2024年3月29日金曜日

第3503話 東京午後三時 @OKUROJI

千代田区・日比谷の昼下がり。
本日の相方はオペとも・S田サン。
美味しいものを食べながら飲もうということで
待ち合わせたのは帝国ホテルのロビー。

近くの日比谷OKUROJIにある、
青森・八戸のアンテナショップ、
「8 base」の話をしたら
興味を示したのでお連れした。

ところがちょうど中休みに入るところ。
時刻は午後三時であった。
ほうら、フランク永井の低音が聞こえてきたヨ。

♪ 真っ紅なドレスがよく似合う
  あの娘想うてむせぶのか
  ナイト・クラブの 青い灯に
  甘くやさしいサキソホン
  あゝ あゝ 東京の
  夜の名残りの 午前三時よ ♪
   (作詞:佐伯孝夫)

「東京午前三時」はフランク最大のヒット、
「有楽町で逢いましょう」と同年、
1957年のリリースである。

おっと、時刻は午後三時だった。
12時間のズレが生じておるな。
「8 base」にフラれ、
迂回したのは同じOKUROJI 内、
「ヨイノクチ」なる店。
テーブルもあるけれど
あえてカウンターに横並びとなった。

当方はサッポロ赤星中瓶。
相方は15~18時限定の昼飲みセット。
ワイン3種3杯に料理が何品も出て来る。
お通しはどちらも小帆立の酢味噌和え。
彼女の料理は、真鯛刺し・おでん・
鳥ハツ焼き・ポテサラ・ローストビーフなど。

J.C.はアラカルトから
海胆クリームコロッケと
真鯛カマのソテー・ポン酢バターソースを。
いずれも水準に達していた。

================

日比谷での昼飲みを綴った上の文章で、相方の料理として挙げられている品は何ですか。すべて答えてください。

■ **資料データ**
================

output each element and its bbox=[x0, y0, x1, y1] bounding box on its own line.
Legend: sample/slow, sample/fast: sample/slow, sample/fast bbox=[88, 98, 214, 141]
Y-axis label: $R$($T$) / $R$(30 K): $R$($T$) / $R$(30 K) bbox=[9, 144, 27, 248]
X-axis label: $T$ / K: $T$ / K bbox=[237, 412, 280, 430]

================

■ **この課題の解答**
真鯛刺し、おでん、鳥ハツ焼き、ポテサラ、ローストビーフ